↓

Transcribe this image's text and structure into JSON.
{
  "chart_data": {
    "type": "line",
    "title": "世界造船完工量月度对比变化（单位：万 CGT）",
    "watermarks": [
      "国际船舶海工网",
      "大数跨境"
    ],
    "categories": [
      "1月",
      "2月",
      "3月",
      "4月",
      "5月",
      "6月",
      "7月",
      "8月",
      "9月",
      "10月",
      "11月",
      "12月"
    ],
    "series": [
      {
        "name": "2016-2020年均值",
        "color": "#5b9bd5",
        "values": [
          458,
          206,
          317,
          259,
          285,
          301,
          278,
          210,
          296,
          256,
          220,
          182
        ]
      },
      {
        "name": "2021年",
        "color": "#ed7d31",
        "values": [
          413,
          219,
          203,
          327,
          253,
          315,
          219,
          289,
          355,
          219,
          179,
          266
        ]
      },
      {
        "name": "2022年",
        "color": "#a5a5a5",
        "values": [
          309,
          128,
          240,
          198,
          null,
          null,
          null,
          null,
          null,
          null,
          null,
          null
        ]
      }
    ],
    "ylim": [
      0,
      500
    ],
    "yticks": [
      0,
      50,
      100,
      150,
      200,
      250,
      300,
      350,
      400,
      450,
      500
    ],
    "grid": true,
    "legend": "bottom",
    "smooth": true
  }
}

↑

## WHAT YOU ARE ASKED TO DO
From the records above, extract everything verbatim.

## ANSWER TO THIS TASK
Transcribe this image's text and structure into JSON.
{
  "chart_data": {
    "type": "line",
    "title": "世界造船完工量月度对比变化（单位：万 CGT）",
    "watermarks": [
      "国际船舶海工网",
      "大数跨境"
    ],
    "categories": [
      "1月",
      "2月",
      "3月",
      "4月",
      "5月",
      "6月",
      "7月",
      "8月",
      "9月",
      "10月",
      "11月",
      "12月"
    ],
    "series": [
      {
        "name": "2016-2020年均值",
        "color": "#5b9bd5",
        "values": [
          458,
          206,
          317,
          259,
          285,
          301,
          278,
          210,
          296,
          256,
          220,
          182
        ]
      },
      {
        "name": "2021年",
        "color": "#ed7d31",
        "values": [
          413,
          219,
          203,
          327,
          253,
          315,
          219,
          289,
          355,
          219,
          179,
          266
        ]
      },
      {
        "name": "2022年",
        "color": "#a5a5a5",
        "values": [
          309,
          128,
          240,
          198,
          null,
          null,
          null,
          null,
          null,
          null,
          null,
          null
        ]
      }
    ],
    "ylim": [
      0,
      500
    ],
    "yticks": [
      0,
      50,
      100,
      150,
      200,
      250,
      300,
      350,
      400,
      450,
      500
    ],
    "grid": true,
    "legend": "bottom",
    "smooth": true
  }
}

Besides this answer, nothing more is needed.